▸ **Aim**
Give back the entire listing verbatim.

[Raw records]
::::::::::

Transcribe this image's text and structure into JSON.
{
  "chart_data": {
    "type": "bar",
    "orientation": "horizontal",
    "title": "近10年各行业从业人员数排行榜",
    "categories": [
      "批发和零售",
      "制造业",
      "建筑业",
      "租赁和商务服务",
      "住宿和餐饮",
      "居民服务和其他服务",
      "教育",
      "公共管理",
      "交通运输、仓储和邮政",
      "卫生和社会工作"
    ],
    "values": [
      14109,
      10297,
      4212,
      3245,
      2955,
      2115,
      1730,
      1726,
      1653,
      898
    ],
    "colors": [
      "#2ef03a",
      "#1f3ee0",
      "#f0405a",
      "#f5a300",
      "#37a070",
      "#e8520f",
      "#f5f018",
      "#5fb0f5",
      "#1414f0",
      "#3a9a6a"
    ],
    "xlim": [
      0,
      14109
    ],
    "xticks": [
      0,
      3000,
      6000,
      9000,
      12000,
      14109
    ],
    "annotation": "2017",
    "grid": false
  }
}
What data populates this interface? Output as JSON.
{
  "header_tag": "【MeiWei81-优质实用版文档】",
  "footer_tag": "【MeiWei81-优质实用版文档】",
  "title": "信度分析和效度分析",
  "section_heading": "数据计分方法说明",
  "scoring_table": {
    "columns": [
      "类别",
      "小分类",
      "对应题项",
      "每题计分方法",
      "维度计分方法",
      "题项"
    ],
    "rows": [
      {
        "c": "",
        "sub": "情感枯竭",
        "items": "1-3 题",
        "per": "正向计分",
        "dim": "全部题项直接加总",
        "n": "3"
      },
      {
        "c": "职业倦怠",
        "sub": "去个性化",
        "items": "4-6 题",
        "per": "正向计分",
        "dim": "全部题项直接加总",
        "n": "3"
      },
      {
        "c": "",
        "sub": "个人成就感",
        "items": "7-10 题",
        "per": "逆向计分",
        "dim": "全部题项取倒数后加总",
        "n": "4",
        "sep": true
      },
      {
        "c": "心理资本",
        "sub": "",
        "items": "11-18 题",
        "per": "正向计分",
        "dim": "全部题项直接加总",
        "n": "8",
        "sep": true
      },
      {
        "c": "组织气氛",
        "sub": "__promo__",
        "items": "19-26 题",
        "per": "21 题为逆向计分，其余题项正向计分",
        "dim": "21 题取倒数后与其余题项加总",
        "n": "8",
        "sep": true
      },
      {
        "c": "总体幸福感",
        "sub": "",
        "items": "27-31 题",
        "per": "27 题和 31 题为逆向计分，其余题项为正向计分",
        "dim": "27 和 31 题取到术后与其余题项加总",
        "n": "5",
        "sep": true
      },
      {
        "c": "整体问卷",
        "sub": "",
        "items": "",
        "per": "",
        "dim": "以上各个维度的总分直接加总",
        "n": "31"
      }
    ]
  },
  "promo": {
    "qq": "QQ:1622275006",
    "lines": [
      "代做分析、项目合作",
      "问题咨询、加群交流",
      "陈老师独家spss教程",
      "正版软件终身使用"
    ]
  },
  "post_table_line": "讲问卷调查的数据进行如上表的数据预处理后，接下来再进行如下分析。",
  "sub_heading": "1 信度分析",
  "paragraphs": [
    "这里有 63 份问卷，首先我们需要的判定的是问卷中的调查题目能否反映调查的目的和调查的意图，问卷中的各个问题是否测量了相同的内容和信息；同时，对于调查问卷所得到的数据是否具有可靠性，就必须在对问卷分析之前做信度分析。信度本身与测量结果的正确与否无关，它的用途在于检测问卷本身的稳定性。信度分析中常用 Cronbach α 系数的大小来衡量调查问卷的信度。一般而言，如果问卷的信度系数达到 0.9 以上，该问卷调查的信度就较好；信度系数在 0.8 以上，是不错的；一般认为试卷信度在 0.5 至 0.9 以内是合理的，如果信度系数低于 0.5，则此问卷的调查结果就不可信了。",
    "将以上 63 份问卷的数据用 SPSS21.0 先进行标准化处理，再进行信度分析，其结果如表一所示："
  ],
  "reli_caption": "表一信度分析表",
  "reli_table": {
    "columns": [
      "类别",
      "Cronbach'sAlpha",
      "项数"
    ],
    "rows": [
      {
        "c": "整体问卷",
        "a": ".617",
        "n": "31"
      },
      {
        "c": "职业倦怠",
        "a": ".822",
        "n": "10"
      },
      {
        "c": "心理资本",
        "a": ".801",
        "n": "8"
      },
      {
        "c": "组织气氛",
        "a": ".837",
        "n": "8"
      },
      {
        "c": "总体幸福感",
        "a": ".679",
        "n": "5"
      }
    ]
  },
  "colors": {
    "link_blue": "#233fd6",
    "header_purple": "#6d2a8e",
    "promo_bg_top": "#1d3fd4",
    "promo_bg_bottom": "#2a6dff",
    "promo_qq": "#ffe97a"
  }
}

::::::::::

▸ **Reply**
Transcribe this image's text and structure into JSON.
{
  "chart_data": {
    "type": "bar",
    "orientation": "horizontal",
    "title": "近10年各行业从业人员数排行榜",
    "categories": [
      "批发和零售",
      "制造业",
      "建筑业",
      "租赁和商务服务",
      "住宿和餐饮",
      "居民服务和其他服务",
      "教育",
      "公共管理",
      "交通运输、仓储和邮政",
      "卫生和社会工作"
    ],
    "values": [
      14109,
      10297,
      4212,
      3245,
      2955,
      2115,
      1730,
      1726,
      1653,
      898
    ],
    "colors": [
      "#2ef03a",
      "#1f3ee0",
      "#f0405a",
      "#f5a300",
      "#37a070",
      "#e8520f",
      "#f5f018",
      "#5fb0f5",
      "#1414f0",
      "#3a9a6a"
    ],
    "xlim": [
      0,
      14109
    ],
    "xticks": [
      0,
      3000,
      6000,
      9000,
      12000,
      14109
    ],
    "annotation": "2017",
    "grid": false
  }
}
What data populates this interface? Output as JSON.
{
  "header_tag": "【MeiWei81-优质实用版文档】",
  "footer_tag": "【MeiWei81-优质实用版文档】",
  "title": "信度分析和效度分析",
  "section_heading": "数据计分方法说明",
  "scoring_table": {
    "columns": [
      "类别",
      "小分类",
      "对应题项",
      "每题计分方法",
      "维度计分方法",
      "题项"
    ],
    "rows": [
      {
        "c": "",
        "sub": "情感枯竭",
        "items": "1-3 题",
        "per": "正向计分",
        "dim": "全部题项直接加总",
        "n": "3"
      },
      {
        "c": "职业倦怠",
        "sub": "去个性化",
        "items": "4-6 题",
        "per": "正向计分",
        "dim": "全部题项直接加总",
        "n": "3"
      },
      {
        "c": "",
        "sub": "个人成就感",
        "items": "7-10 题",
        "per": "逆向计分",
        "dim": "全部题项取倒数后加总",
        "n": "4",
        "sep": true
      },
      {
        "c": "心理资本",
        "sub": "",
        "items": "11-18 题",
        "per": "正向计分",
        "dim": "全部题项直接加总",
        "n": "8",
        "sep": true
      },
      {
        "c": "组织气氛",
        "sub": "__promo__",
        "items": "19-26 题",
        "per": "21 题为逆向计分，其余题项正向计分",
        "dim": "21 题取倒数后与其余题项加总",
        "n": "8",
        "sep": true
      },
      {
        "c": "总体幸福感",
        "sub": "",
        "items": "27-31 题",
        "per": "27 题和 31 题为逆向计分，其余题项为正向计分",
        "dim": "27 和 31 题取到术后与其余题项加总",
        "n": "5",
        "sep": true
      },
      {
        "c": "整体问卷",
        "sub": "",
        "items": "",
        "per": "",
        "dim": "以上各个维度的总分直接加总",
        "n": "31"
      }
    ]
  },
  "promo": {
    "qq": "QQ:1622275006",
    "lines": [
      "代做分析、项目合作",
      "问题咨询、加群交流",
      "陈老师独家spss教程",
      "正版软件终身使用"
    ]
  },
  "post_table_line": "讲问卷调查的数据进行如上表的数据预处理后，接下来再进行如下分析。",
  "sub_heading": "1 信度分析",
  "paragraphs": [
    "这里有 63 份问卷，首先我们需要的判定的是问卷中的调查题目能否反映调查的目的和调查的意图，问卷中的各个问题是否测量了相同的内容和信息；同时，对于调查问卷所得到的数据是否具有可靠性，就必须在对问卷分析之前做信度分析。信度本身与测量结果的正确与否无关，它的用途在于检测问卷本身的稳定性。信度分析中常用 Cronbach α 系数的大小来衡量调查问卷的信度。一般而言，如果问卷的信度系数达到 0.9 以上，该问卷调查的信度就较好；信度系数在 0.8 以上，是不错的；一般认为试卷信度在 0.5 至 0.9 以内是合理的，如果信度系数低于 0.5，则此问卷的调查结果就不可信了。",
    "将以上 63 份问卷的数据用 SPSS21.0 先进行标准化处理，再进行信度分析，其结果如表一所示："
  ],
  "reli_caption": "表一信度分析表",
  "reli_table": {
    "columns": [
      "类别",
      "Cronbach'sAlpha",
      "项数"
    ],
    "rows": [
      {
        "c": "整体问卷",
        "a": ".617",
        "n": "31"
      },
      {
        "c": "职业倦怠",
        "a": ".822",
        "n": "10"
      },
      {
        "c": "心理资本",
        "a": ".801",
        "n": "8"
      },
      {
        "c": "组织气氛",
        "a": ".837",
        "n": "8"
      },
      {
        "c": "总体幸福感",
        "a": ".679",
        "n": "5"
      }
    ]
  },
  "colors": {
    "link_blue": "#233fd6",
    "header_purple": "#6d2a8e",
    "promo_bg_top": "#1d3fd4",
    "promo_bg_bottom": "#2a6dff",
    "promo_qq": "#ffe97a"
  }
}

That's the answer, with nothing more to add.